GIVEN RECORDS:
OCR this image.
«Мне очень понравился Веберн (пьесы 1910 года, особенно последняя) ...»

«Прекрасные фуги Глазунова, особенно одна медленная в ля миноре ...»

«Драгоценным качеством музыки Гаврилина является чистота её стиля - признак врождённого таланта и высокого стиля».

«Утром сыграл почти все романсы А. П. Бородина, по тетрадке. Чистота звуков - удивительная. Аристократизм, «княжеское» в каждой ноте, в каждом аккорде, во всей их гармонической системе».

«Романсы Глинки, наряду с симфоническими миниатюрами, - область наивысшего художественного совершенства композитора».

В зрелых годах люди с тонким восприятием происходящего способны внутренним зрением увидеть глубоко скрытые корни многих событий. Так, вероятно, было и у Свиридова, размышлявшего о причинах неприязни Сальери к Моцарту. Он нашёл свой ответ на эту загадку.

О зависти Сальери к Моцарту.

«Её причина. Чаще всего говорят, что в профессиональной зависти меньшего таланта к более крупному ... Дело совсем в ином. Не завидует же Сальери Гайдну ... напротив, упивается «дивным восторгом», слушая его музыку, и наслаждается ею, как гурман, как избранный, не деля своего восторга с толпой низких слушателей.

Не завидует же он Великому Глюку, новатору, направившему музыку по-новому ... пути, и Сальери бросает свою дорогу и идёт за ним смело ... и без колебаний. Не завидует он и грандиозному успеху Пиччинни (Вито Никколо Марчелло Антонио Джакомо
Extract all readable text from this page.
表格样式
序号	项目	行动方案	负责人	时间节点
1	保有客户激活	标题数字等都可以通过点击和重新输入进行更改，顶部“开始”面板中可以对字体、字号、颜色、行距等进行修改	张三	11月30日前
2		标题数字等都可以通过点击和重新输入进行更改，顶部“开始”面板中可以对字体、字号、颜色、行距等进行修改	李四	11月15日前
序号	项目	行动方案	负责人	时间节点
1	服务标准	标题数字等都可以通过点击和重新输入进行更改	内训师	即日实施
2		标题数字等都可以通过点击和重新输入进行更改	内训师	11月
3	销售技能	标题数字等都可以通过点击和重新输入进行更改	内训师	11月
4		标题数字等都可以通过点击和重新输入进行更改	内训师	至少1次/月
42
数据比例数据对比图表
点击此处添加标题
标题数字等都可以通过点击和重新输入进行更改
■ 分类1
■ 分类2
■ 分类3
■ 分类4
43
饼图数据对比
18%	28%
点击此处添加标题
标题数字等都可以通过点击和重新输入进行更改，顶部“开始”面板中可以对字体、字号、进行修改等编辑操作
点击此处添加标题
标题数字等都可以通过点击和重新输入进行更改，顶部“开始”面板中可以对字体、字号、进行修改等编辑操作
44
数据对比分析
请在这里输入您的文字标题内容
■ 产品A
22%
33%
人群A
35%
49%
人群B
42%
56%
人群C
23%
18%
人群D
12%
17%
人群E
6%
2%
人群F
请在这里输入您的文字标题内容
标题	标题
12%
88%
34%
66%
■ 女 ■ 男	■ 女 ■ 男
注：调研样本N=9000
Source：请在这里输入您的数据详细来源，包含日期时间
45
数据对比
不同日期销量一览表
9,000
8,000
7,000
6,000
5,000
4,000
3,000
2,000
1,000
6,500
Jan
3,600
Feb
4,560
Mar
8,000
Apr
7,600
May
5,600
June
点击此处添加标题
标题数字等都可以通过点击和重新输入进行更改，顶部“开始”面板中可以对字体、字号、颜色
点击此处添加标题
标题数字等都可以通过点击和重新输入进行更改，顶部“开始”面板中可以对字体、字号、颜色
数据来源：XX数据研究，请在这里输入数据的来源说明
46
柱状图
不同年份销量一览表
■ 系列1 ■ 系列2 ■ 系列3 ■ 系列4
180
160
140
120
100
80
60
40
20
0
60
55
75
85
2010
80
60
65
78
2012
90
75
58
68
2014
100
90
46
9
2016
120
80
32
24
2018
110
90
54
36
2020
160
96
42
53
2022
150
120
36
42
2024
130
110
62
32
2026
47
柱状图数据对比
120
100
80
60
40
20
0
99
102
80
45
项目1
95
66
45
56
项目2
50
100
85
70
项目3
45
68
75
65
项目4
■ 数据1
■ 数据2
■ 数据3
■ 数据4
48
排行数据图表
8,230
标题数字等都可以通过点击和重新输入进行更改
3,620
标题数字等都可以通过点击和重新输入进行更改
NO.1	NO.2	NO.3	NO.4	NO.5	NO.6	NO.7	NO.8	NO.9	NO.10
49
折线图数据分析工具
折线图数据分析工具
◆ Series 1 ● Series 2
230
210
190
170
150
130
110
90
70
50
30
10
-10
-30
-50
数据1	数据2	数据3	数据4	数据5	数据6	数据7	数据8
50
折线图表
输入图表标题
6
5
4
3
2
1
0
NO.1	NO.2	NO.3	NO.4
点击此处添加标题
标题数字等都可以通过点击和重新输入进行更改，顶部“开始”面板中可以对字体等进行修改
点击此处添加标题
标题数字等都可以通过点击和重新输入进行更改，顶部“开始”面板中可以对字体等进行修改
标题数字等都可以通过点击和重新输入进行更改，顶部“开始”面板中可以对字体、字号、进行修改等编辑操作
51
* * *
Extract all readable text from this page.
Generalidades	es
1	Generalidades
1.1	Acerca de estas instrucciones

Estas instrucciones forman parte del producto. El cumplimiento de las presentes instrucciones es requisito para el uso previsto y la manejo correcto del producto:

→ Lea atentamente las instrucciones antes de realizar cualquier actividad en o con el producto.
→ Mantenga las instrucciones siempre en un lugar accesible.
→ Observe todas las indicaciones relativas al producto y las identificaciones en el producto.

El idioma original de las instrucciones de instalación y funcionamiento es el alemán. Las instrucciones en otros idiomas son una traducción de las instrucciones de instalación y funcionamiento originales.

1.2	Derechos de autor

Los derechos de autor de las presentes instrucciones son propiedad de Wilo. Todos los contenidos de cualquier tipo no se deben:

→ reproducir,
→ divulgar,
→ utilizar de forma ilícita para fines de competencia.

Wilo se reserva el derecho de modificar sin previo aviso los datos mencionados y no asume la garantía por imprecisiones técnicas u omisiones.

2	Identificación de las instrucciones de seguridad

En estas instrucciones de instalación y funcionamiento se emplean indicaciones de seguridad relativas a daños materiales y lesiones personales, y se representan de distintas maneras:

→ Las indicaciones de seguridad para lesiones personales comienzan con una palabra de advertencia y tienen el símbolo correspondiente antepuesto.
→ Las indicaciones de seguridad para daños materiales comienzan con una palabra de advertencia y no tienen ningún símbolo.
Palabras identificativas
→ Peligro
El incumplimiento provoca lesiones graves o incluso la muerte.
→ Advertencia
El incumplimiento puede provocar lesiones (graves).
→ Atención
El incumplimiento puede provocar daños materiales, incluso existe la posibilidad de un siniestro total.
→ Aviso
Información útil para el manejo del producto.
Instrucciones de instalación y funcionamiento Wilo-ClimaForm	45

TASK TO CARRY OUT:
Pick out lines containing the word "cualquier", each one as written.

CORRECT OUTPUT:
→ Lea atentamente las instrucciones antes de realizar cualquier actividad en o con el producto.
Los derechos de autor de las presentes instrucciones son propiedad de Wilo. Todos los contenidos de cualquier tipo no se deben:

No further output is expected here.